List of tasks →
**A)** Answer these questions using the court opinion on the motor vehicle accident:
(i) What speed is there no evidence the defendant exceeded?
(ii) Which case is cited right after the sentence saying the defendant could not be held to know the plaintiff would get off the bus?
(iii) What does the court opinion call it when a hidden child runs into a highway close to an approaching motor vehicle?
**B)** Write out the passage of the court opinion on the motor vehicle accident from "There is no" to "Mass. 229, 234.", copying it without any changes.
**C)** Carry the court opinion on the motor vehicle accident forward from its last sentence, keeping its legal style.

There is no evidence that defendant’s speed was in excess of five miles an hour, whether or not it was “in a thickly settled or business district”. G. L. Ter. Ed. c. 90, §17; Conrad vs. Mazman, 287 Mass. 229, 234.
It does not appear from the evidence whether or not defendant had made any stop before approaching the junction of the two streets or whether or not there was any requirement that such a- stop should be made, so that no inference is to be drawn against the defendant for this.
Neither do we see how the defendant could be charged with negligence because he failed to observe the plaintiff who ran in front of a bus, concealed by the bus from defend*8ant’s observation, as she must have been, until she stepped either in front of or against defendant’s car.
We do not see how the defendant could be held to know that the plaintiff would get off the bus and dash right across the street and run into his automobile. Foley, Admr. vs. Osgood, 293 Mass. 280. A child who, without looking or listening, runs from behind an object in the street in front of another object which injures him, has been held guilty of contributory negligence as a matter of law. Doyle vs. Boston Elevated Railway, 248 Mass. 89, 91, 92.
Where a child, hidden from view of travelers by some obstruction, runs into a highway in close proximity to an approaching motor vehicle, it is an act of carelessness. Sullivan vs. Chadwick, 236 Mass. 130, 136, 137.

Records supplied →
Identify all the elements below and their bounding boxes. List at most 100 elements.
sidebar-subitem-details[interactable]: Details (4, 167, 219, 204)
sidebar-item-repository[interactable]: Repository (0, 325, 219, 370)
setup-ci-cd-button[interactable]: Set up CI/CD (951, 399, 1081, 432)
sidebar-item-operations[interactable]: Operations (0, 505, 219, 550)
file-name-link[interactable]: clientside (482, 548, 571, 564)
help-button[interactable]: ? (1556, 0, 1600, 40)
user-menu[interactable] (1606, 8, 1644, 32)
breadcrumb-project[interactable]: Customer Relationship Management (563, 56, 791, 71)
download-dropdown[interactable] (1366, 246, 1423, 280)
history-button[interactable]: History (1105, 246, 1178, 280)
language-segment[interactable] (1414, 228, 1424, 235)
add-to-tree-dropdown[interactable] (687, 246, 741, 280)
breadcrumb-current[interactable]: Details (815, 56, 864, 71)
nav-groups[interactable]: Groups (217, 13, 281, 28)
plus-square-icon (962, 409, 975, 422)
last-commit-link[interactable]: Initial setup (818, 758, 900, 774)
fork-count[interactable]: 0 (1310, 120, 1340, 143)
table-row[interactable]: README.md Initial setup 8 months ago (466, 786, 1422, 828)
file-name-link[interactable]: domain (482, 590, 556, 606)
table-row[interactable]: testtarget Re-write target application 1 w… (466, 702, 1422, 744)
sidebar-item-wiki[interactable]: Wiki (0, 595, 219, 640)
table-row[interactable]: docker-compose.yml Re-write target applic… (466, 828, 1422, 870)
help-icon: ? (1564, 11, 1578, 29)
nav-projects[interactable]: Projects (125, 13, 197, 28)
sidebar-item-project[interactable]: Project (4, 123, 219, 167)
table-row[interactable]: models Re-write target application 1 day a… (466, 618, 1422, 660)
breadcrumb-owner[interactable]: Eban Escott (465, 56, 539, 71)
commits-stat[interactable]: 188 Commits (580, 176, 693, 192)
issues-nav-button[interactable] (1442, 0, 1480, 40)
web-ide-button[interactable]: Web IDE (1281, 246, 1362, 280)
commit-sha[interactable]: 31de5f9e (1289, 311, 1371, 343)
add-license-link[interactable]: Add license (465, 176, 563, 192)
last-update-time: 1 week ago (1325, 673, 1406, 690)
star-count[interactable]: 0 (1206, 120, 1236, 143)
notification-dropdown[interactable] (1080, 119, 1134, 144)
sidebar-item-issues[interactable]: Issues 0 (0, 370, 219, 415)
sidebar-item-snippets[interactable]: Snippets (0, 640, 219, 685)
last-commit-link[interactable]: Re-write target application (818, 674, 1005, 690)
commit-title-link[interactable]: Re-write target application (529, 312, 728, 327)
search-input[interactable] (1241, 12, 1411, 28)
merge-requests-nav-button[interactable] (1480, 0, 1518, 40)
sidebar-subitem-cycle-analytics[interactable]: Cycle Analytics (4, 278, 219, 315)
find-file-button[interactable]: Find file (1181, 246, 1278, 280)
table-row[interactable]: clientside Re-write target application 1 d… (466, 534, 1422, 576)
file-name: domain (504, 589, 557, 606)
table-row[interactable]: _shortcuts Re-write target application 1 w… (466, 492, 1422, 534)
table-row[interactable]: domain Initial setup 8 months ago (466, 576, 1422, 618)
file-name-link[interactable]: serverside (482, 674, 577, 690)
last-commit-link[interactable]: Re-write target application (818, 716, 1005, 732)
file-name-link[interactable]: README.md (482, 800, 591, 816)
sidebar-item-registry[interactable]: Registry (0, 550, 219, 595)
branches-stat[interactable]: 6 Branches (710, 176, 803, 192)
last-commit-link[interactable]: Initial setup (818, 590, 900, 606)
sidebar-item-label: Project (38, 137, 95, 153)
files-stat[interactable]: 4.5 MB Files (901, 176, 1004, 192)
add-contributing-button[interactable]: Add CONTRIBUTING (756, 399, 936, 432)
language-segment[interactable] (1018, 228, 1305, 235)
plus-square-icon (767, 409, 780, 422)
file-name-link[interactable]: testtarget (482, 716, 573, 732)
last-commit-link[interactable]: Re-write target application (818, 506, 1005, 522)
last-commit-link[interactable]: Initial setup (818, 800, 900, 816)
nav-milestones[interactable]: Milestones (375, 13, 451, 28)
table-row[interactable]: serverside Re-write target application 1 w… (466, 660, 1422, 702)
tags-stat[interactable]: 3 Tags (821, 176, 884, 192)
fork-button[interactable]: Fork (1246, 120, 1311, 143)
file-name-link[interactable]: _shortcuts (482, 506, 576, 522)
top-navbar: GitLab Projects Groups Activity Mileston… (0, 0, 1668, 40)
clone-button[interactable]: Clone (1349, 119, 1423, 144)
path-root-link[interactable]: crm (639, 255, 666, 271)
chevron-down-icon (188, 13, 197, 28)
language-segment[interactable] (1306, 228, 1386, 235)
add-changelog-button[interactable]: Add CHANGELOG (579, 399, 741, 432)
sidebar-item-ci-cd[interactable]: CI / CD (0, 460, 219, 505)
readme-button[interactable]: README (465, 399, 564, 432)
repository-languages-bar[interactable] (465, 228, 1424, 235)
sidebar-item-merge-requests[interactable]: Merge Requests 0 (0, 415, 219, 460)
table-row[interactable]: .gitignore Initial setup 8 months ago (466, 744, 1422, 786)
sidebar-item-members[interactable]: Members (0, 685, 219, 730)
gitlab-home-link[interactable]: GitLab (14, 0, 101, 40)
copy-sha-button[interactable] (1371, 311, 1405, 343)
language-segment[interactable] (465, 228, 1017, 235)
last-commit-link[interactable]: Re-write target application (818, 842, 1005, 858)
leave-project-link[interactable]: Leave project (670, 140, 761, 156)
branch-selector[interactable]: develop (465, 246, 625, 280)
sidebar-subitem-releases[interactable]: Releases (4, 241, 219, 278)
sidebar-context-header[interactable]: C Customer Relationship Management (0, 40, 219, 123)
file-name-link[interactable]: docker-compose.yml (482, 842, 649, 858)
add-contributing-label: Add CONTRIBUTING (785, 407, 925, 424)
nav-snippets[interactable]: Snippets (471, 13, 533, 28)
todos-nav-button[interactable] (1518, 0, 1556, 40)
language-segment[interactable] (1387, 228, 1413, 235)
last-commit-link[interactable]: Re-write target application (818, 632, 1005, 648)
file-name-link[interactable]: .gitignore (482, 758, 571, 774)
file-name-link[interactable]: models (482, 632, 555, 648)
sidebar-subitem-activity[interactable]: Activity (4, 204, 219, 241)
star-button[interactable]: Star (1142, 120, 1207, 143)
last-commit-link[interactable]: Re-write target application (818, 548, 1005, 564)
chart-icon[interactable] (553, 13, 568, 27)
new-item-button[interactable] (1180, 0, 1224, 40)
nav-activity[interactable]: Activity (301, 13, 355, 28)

Replies →
**A)**
(i) Five miles an hour.
(ii) Foley, Admr. vs. Osgood, 293 Mass. 280.
(iii) An act of carelessness.

**B)**
There is no evidence that defendant’s speed was in excess of five miles an hour, whether or not it was “in a thickly settled or business district”. G. L. Ter. Ed. c. 90, §17; Conrad vs. Mazman, 287 Mass. 229, 234.

**C)**
Ordinarily, a child stepping or running suddenly into a roadway without being attentive to traffic and other conditions, is not acting with due care and is guilty of contributory negligence when struck by a motor vehicle. Jackman vs. O’Hara, 280 Mass. 496.
So it may be contributory negligence for a boy fifteen years of age engaged in playing in the street to run across the street as fast as he can, and make no effort to avoid an automobile which he could have, seen, or to save himself from harm; especially where there is nothing which would have prevented his seeing the machine, if he had looked, and he merely looked both ways before starting or running. Swetzoff vs. O’Brien, 226 Mass. 438. Mills vs. Powers, 216 Mass. 36.
We think the case is like the case of Pigeon vs. Massachusetts Northeastern St. Ry. Co., 230 Mass. 392, at p. 395.
We, therefore, must set aside the finding for plaintiff and. order judgment for the defendant.